**WHAT TO WORK ON**
Images do not belong in the copy. Retype all the entries below exactly.
━━━━━━
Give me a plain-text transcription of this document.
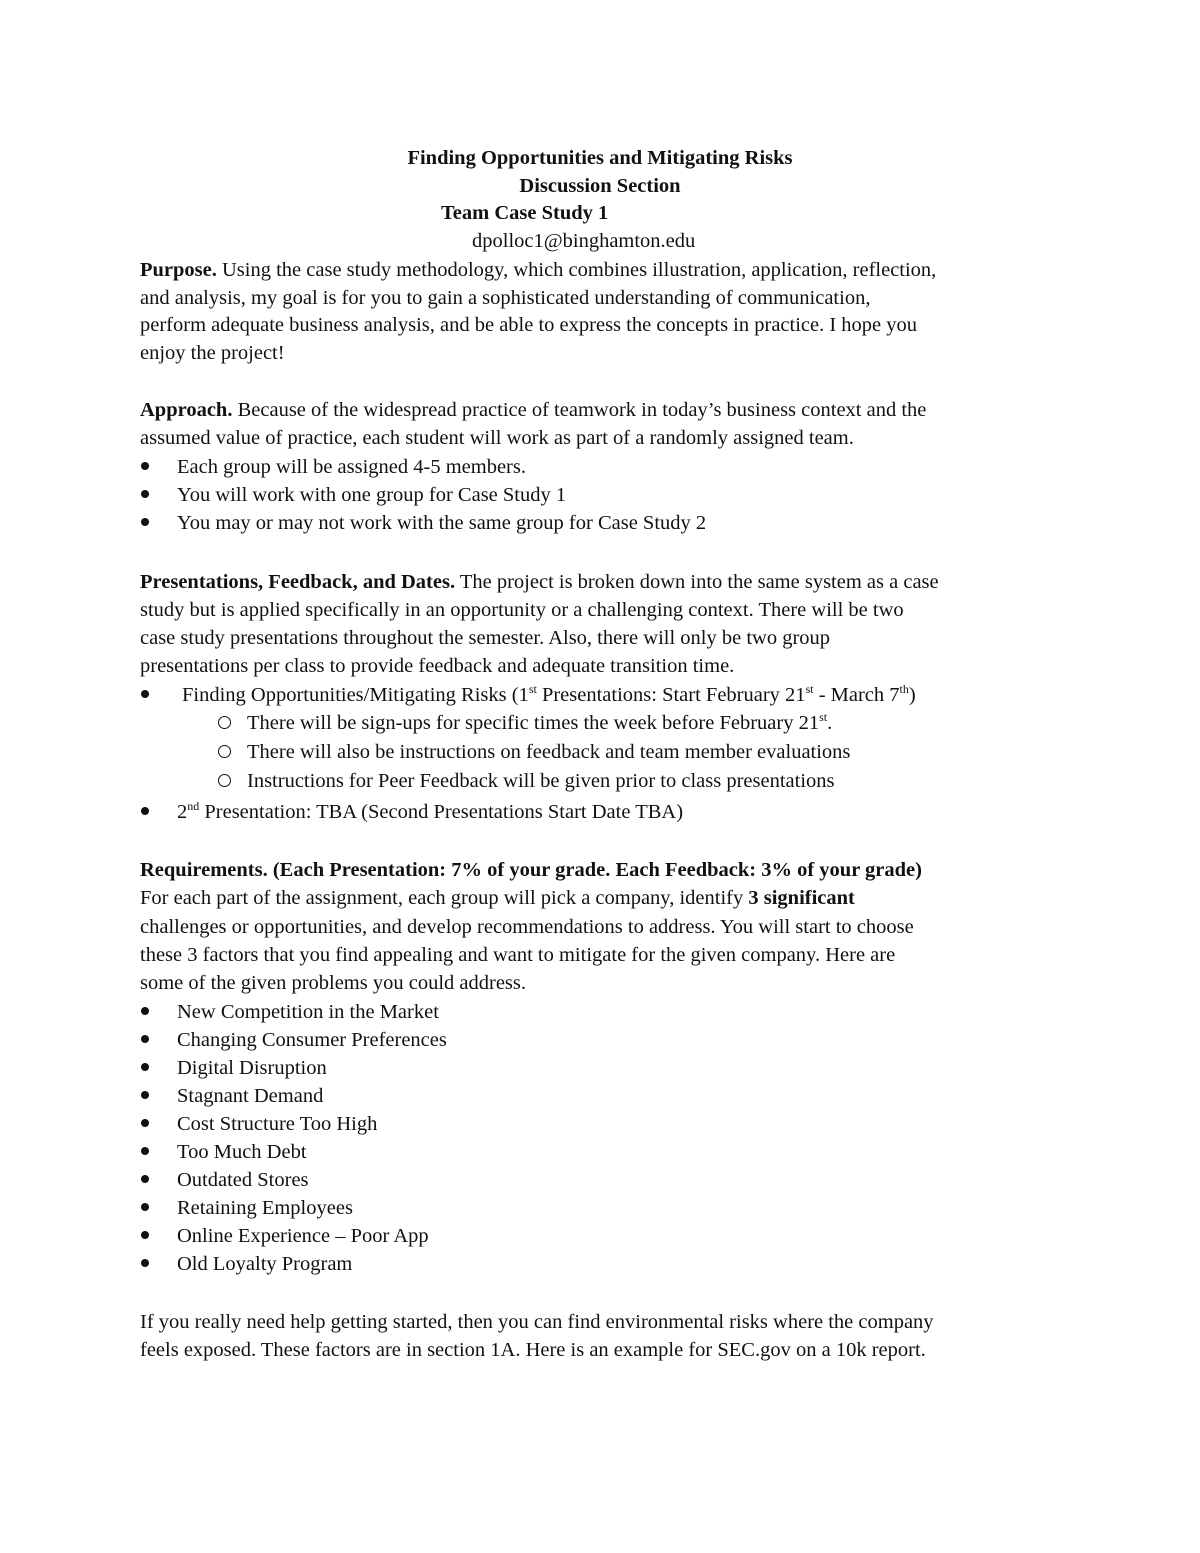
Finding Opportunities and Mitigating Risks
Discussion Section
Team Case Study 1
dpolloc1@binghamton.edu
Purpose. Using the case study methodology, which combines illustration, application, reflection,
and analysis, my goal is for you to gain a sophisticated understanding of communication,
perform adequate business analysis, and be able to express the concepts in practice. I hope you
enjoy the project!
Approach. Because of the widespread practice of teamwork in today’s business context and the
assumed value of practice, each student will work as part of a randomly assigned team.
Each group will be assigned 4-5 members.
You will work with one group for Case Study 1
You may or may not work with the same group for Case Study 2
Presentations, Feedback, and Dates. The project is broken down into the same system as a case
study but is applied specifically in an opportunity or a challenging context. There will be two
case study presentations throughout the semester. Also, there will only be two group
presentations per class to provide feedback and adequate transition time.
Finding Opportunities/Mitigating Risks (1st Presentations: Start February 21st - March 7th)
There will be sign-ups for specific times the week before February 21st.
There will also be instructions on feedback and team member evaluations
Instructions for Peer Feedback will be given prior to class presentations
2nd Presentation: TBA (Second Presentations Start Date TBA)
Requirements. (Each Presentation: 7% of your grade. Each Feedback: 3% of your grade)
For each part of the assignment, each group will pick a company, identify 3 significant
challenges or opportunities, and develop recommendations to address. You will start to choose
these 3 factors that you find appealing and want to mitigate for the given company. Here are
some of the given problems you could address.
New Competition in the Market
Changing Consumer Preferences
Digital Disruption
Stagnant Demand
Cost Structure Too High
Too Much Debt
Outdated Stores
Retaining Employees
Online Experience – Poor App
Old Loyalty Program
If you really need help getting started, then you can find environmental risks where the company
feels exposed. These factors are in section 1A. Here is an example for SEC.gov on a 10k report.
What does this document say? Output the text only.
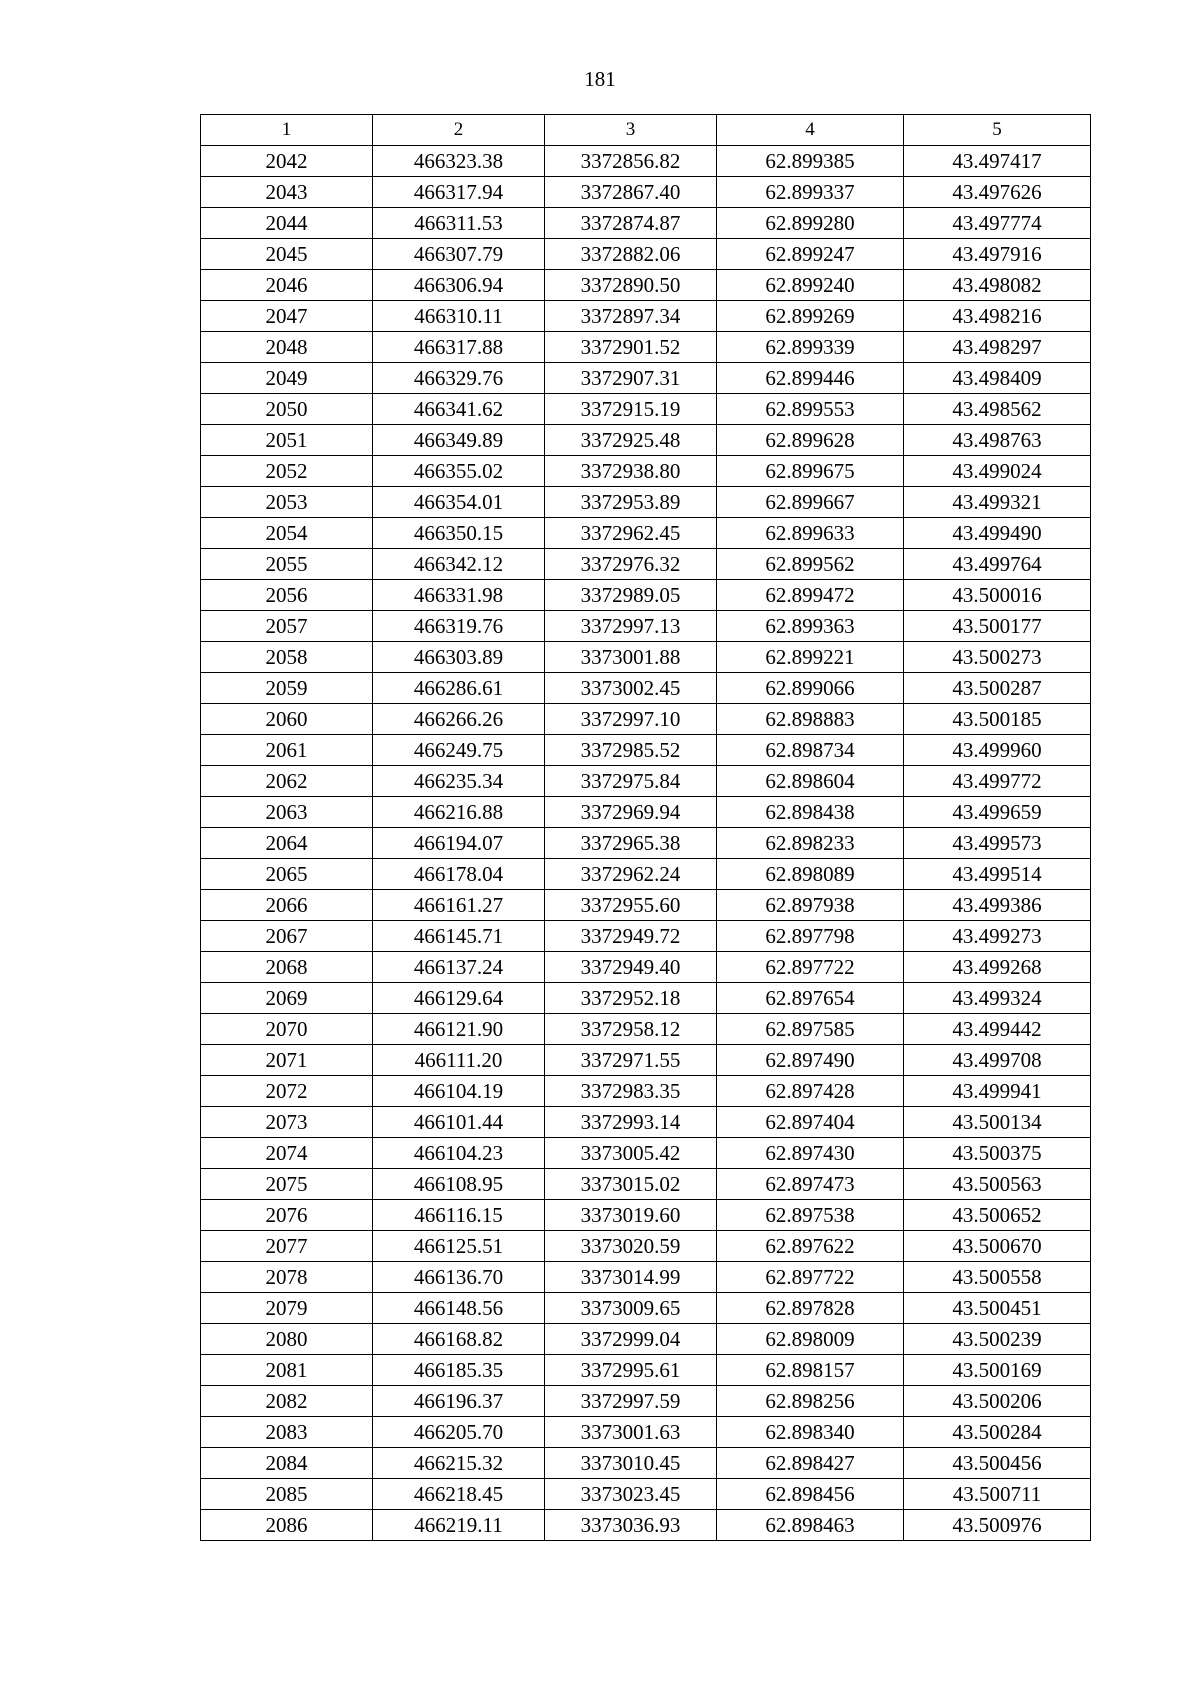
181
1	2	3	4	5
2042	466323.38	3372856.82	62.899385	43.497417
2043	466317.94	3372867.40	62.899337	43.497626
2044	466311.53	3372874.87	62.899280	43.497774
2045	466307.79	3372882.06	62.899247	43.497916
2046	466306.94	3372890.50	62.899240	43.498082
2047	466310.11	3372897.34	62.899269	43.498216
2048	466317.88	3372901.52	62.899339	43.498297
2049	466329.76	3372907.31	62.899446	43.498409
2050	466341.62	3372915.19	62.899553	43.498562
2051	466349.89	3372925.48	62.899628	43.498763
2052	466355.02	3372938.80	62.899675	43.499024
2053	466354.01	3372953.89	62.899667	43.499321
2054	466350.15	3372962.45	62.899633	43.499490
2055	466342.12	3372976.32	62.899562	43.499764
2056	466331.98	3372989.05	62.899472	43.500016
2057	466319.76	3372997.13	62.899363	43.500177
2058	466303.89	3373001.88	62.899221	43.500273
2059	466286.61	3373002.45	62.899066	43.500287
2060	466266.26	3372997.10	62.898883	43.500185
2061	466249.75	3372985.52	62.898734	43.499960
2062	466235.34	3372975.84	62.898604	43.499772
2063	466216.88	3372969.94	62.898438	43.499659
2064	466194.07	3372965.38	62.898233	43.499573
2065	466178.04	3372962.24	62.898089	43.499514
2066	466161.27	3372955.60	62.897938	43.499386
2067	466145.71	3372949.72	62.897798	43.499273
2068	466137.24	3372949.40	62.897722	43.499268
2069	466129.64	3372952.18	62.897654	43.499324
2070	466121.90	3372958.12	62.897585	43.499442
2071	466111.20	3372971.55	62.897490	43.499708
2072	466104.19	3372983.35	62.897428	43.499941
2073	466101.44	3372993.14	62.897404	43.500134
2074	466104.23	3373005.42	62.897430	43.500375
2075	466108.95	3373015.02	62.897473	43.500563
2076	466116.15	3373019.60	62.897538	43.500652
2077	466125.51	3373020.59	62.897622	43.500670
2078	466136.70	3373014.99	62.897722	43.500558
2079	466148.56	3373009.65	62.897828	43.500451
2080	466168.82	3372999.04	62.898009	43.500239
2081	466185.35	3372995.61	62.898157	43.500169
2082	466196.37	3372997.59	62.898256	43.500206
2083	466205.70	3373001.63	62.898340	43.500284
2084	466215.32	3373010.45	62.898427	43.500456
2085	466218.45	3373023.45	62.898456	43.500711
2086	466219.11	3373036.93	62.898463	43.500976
━━━━━━
**FINISHED ANSWER**
Give me a plain-text transcription of this document.
Finding Opportunities and Mitigating Risks
Discussion Section
Team Case Study 1
dpolloc1@binghamton.edu
Purpose. Using the case study methodology, which combines illustration, application, reflection,
and analysis, my goal is for you to gain a sophisticated understanding of communication,
perform adequate business analysis, and be able to express the concepts in practice. I hope you
enjoy the project!
Approach. Because of the widespread practice of teamwork in today’s business context and the
assumed value of practice, each student will work as part of a randomly assigned team.
Each group will be assigned 4-5 members.
You will work with one group for Case Study 1
You may or may not work with the same group for Case Study 2
Presentations, Feedback, and Dates. The project is broken down into the same system as a case
study but is applied specifically in an opportunity or a challenging context. There will be two
case study presentations throughout the semester. Also, there will only be two group
presentations per class to provide feedback and adequate transition time.
Finding Opportunities/Mitigating Risks (1st Presentations: Start February 21st - March 7th)
There will be sign-ups for specific times the week before February 21st.
There will also be instructions on feedback and team member evaluations
Instructions for Peer Feedback will be given prior to class presentations
2nd Presentation: TBA (Second Presentations Start Date TBA)
Requirements. (Each Presentation: 7% of your grade. Each Feedback: 3% of your grade)
For each part of the assignment, each group will pick a company, identify 3 significant
challenges or opportunities, and develop recommendations to address. You will start to choose
these 3 factors that you find appealing and want to mitigate for the given company. Here are
some of the given problems you could address.
New Competition in the Market
Changing Consumer Preferences
Digital Disruption
Stagnant Demand
Cost Structure Too High
Too Much Debt
Outdated Stores
Retaining Employees
Online Experience – Poor App
Old Loyalty Program
If you really need help getting started, then you can find environmental risks where the company
feels exposed. These factors are in section 1A. Here is an example for SEC.gov on a 10k report.
What does this document say? Output the text only.
181
1	2	3	4	5
2042	466323.38	3372856.82	62.899385	43.497417
2043	466317.94	3372867.40	62.899337	43.497626
2044	466311.53	3372874.87	62.899280	43.497774
2045	466307.79	3372882.06	62.899247	43.497916
2046	466306.94	3372890.50	62.899240	43.498082
2047	466310.11	3372897.34	62.899269	43.498216
2048	466317.88	3372901.52	62.899339	43.498297
2049	466329.76	3372907.31	62.899446	43.498409
2050	466341.62	3372915.19	62.899553	43.498562
2051	466349.89	3372925.48	62.899628	43.498763
2052	466355.02	3372938.80	62.899675	43.499024
2053	466354.01	3372953.89	62.899667	43.499321
2054	466350.15	3372962.45	62.899633	43.499490
2055	466342.12	3372976.32	62.899562	43.499764
2056	466331.98	3372989.05	62.899472	43.500016
2057	466319.76	3372997.13	62.899363	43.500177
2058	466303.89	3373001.88	62.899221	43.500273
2059	466286.61	3373002.45	62.899066	43.500287
2060	466266.26	3372997.10	62.898883	43.500185
2061	466249.75	3372985.52	62.898734	43.499960
2062	466235.34	3372975.84	62.898604	43.499772
2063	466216.88	3372969.94	62.898438	43.499659
2064	466194.07	3372965.38	62.898233	43.499573
2065	466178.04	3372962.24	62.898089	43.499514
2066	466161.27	3372955.60	62.897938	43.499386
2067	466145.71	3372949.72	62.897798	43.499273
2068	466137.24	3372949.40	62.897722	43.499268
2069	466129.64	3372952.18	62.897654	43.499324
2070	466121.90	3372958.12	62.897585	43.499442
2071	466111.20	3372971.55	62.897490	43.499708
2072	466104.19	3372983.35	62.897428	43.499941
2073	466101.44	3372993.14	62.897404	43.500134
2074	466104.23	3373005.42	62.897430	43.500375
2075	466108.95	3373015.02	62.897473	43.500563
2076	466116.15	3373019.60	62.897538	43.500652
2077	466125.51	3373020.59	62.897622	43.500670
2078	466136.70	3373014.99	62.897722	43.500558
2079	466148.56	3373009.65	62.897828	43.500451
2080	466168.82	3372999.04	62.898009	43.500239
2081	466185.35	3372995.61	62.898157	43.500169
2082	466196.37	3372997.59	62.898256	43.500206
2083	466205.70	3373001.63	62.898340	43.500284
2084	466215.32	3373010.45	62.898427	43.500456
2085	466218.45	3373023.45	62.898456	43.500711
2086	466219.11	3373036.93	62.898463	43.500976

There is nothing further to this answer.